>> START
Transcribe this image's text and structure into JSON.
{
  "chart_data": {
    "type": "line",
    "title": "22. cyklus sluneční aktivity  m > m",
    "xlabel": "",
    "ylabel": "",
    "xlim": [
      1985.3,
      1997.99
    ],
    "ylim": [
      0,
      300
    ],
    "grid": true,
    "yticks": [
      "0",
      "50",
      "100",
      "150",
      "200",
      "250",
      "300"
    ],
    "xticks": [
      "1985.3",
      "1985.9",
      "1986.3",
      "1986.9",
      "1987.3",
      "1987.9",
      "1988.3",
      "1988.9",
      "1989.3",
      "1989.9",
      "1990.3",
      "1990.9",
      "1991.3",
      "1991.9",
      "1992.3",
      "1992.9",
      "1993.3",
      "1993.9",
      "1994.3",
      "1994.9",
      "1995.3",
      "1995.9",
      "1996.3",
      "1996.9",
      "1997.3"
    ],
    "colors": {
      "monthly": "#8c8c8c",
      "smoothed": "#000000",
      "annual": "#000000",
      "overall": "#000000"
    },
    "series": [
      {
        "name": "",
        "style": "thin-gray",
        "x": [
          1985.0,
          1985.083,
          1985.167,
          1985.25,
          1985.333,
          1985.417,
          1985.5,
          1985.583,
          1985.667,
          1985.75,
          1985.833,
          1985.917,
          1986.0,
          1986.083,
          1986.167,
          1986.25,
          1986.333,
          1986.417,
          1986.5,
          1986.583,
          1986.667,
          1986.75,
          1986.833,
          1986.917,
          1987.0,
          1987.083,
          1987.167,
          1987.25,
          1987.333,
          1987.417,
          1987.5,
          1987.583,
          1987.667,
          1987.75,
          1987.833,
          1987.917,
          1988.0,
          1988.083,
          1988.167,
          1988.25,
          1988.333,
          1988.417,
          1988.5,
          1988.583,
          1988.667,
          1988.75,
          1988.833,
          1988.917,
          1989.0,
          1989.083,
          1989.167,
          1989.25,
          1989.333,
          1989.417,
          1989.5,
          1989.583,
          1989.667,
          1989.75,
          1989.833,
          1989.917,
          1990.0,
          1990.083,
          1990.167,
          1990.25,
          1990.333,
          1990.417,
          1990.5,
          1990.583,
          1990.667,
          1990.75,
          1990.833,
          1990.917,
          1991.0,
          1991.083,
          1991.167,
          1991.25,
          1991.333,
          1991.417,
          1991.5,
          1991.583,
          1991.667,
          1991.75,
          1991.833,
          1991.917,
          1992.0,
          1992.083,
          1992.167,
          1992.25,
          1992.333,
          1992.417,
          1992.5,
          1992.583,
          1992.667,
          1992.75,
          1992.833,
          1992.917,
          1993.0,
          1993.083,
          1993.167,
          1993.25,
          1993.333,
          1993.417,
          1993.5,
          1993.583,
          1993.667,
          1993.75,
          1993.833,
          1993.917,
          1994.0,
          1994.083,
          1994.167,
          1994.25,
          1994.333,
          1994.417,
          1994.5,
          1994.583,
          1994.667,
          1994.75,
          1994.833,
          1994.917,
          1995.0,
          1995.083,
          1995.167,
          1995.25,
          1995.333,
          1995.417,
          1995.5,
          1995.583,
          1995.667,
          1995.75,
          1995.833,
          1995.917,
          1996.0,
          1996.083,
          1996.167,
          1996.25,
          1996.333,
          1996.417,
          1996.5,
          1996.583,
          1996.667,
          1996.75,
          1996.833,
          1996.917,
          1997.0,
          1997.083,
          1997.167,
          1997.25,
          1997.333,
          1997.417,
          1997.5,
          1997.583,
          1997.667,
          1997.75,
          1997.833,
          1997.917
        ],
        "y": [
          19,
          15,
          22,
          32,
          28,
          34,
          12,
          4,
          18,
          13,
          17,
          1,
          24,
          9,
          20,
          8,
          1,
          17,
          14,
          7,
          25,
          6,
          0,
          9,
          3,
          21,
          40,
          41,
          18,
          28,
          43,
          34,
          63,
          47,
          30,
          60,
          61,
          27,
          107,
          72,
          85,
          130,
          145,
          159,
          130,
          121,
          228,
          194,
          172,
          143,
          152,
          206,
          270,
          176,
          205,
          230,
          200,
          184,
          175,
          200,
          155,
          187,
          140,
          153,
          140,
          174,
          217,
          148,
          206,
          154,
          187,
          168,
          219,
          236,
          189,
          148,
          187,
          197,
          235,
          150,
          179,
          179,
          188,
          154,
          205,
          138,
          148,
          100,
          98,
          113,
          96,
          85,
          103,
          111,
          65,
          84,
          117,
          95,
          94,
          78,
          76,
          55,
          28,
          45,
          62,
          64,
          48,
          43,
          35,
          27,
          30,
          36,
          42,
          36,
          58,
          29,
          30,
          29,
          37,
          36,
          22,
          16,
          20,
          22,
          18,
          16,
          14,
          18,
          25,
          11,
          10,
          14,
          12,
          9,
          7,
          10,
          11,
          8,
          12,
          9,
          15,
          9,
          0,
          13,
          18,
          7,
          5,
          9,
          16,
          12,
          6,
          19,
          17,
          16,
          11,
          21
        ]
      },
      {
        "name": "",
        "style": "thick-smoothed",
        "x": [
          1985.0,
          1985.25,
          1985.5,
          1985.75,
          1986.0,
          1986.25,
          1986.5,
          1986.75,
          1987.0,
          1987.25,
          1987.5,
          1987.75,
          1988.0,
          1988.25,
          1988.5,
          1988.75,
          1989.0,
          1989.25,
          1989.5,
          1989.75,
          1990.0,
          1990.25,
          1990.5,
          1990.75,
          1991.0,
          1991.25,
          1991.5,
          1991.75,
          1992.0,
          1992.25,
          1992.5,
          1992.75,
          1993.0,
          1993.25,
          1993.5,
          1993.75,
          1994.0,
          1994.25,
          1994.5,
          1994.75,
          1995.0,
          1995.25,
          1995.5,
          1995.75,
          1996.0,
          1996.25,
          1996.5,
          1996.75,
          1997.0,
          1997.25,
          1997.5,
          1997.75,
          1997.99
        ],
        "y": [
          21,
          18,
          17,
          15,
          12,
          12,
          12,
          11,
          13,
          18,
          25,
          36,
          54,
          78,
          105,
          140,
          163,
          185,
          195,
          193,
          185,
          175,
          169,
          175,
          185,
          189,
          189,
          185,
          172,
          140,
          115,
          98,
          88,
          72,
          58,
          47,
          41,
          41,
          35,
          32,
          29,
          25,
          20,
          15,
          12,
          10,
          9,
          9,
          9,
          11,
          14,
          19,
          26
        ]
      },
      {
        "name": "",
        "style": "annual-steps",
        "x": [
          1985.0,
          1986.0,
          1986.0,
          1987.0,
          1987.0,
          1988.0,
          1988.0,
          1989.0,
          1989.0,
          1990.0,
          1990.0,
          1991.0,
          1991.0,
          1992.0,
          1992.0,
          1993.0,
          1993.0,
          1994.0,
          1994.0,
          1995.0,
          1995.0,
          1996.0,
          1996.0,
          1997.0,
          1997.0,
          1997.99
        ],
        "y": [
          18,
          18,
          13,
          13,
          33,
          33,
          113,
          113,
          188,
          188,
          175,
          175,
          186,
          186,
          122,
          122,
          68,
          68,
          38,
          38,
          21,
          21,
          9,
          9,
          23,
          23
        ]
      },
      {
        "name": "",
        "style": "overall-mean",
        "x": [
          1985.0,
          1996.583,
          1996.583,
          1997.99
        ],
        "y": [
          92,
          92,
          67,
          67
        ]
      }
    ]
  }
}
>> END
Task requirements
Identify each line of the material where the word "style" shows up, and copy it.

Reply to the task
        "style": "thin-gray",
        "style": "thick-smoothed",
        "style": "annual-steps",
        "style": "overall-mean",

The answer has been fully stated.